Your objective
Count the lines containing "settings". Give the number alone.

Data shown
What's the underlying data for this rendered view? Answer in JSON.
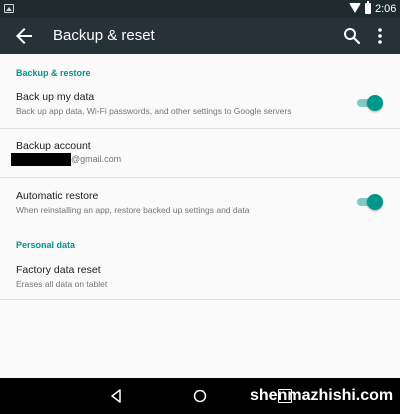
{
  "status_bar": {
    "time": "2:06"
  },
  "app_bar": {
    "title": "Backup & reset"
  },
  "sections": [
    {
      "header": "Backup & restore"
    },
    {
      "header": "Personal data"
    }
  ],
  "items": {
    "backup_data": {
      "title": "Back up my data",
      "subtitle": "Back up app data, Wi-Fi passwords, and other settings to Google servers",
      "enabled": true
    },
    "backup_account": {
      "title": "Backup account",
      "email_suffix": "@gmail.com"
    },
    "auto_restore": {
      "title": "Automatic restore",
      "subtitle": "When reinstalling an app, restore backed up settings and data",
      "enabled": true
    },
    "factory_reset": {
      "title": "Factory data reset",
      "subtitle": "Erases all data on tablet"
    }
  },
  "watermark": "shenmazhishi.com",
  "colors": {
    "accent": "#009688",
    "app_bar": "#263238",
    "status_bar": "#1f2a2e"
  },
  "icons": [
    "image-icon",
    "wifi-icon",
    "battery-icon",
    "back-arrow-icon",
    "search-icon",
    "more-vert-icon",
    "nav-back-icon",
    "nav-home-icon",
    "nav-recents-icon"
  ]
}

Final result
2